[Stored items from a collection]
▽
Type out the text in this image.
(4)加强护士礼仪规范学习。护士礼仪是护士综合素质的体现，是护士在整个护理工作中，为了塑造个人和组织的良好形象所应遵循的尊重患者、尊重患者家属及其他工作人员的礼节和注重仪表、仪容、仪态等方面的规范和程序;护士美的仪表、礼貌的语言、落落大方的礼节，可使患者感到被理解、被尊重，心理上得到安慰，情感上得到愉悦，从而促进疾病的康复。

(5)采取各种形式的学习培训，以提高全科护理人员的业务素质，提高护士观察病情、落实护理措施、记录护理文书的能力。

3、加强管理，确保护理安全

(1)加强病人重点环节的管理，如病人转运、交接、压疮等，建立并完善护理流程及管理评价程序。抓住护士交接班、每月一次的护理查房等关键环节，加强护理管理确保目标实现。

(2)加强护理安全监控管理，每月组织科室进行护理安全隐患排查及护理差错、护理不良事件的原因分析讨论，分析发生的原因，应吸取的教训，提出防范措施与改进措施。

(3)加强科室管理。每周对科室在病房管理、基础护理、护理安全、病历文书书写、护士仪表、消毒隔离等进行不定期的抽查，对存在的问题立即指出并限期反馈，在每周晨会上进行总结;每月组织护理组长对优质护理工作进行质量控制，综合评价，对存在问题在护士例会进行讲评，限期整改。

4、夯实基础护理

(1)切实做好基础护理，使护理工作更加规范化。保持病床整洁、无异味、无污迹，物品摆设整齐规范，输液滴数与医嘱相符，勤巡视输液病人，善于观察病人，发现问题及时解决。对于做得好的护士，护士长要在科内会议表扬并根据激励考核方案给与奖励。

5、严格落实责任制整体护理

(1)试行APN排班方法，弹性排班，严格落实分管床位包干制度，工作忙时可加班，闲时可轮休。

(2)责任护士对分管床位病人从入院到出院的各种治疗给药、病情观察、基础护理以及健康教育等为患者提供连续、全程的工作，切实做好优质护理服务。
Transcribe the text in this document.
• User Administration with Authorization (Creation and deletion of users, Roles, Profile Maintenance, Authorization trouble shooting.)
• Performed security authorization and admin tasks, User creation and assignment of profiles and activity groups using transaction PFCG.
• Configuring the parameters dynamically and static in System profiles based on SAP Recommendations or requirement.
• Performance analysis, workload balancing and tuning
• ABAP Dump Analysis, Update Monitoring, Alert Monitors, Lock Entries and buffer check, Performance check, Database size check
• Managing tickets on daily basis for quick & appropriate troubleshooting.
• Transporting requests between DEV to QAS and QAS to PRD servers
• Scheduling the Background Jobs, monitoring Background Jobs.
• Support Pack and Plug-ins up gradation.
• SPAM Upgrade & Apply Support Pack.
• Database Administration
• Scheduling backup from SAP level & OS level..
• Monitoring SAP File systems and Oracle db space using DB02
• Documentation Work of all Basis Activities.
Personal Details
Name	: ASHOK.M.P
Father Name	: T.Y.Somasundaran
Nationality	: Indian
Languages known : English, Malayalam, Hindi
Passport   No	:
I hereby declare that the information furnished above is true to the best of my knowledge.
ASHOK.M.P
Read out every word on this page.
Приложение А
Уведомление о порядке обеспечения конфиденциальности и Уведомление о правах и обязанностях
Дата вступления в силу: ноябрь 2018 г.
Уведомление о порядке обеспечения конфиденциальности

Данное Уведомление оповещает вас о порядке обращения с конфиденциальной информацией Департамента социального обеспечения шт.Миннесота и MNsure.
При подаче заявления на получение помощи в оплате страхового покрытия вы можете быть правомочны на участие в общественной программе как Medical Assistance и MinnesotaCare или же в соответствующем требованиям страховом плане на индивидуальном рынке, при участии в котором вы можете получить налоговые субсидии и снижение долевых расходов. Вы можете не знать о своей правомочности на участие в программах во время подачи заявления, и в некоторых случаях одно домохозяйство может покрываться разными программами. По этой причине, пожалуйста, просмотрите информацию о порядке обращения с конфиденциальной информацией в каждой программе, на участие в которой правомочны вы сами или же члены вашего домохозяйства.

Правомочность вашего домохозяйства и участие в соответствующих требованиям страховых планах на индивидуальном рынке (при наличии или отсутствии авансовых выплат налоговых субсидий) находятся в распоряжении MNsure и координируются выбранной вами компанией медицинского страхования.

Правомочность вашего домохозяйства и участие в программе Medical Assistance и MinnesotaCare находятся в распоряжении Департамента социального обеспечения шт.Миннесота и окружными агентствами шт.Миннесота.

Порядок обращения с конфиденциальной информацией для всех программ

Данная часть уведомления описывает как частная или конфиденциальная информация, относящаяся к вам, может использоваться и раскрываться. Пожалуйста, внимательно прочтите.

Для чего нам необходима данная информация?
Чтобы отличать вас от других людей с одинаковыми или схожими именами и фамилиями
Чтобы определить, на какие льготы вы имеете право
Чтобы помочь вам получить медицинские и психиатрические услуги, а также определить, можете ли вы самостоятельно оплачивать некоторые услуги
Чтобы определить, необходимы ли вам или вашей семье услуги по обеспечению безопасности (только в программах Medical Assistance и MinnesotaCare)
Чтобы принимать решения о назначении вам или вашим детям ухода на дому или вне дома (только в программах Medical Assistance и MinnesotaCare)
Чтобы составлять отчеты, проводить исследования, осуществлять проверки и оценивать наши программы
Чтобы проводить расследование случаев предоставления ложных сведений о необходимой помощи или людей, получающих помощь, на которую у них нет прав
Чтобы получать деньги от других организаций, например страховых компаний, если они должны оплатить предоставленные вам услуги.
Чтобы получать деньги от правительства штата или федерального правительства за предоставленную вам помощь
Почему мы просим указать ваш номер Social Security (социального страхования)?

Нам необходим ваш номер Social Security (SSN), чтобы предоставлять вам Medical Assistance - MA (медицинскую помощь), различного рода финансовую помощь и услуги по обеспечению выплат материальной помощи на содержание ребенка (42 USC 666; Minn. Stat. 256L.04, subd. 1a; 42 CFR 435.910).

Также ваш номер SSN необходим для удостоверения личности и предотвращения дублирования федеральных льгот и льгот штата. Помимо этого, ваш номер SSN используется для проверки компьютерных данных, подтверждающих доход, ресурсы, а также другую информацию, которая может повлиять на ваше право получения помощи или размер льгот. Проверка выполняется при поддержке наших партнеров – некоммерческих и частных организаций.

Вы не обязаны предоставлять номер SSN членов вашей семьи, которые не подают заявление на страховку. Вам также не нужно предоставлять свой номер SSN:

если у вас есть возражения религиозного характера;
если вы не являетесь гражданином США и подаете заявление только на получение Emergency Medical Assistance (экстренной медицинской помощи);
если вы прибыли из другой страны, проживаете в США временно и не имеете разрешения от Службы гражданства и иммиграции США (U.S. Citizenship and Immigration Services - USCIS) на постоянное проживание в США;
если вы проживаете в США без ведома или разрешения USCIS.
△
[What is asked]: Pick each line holding the word "using" out of the data and copy it.

[Full solution]:
• Performed security authorization and admin tasks, User creation and assignment of profiles and activity groups using transaction PFCG.
• Monitoring SAP File systems and Oracle db space using DB02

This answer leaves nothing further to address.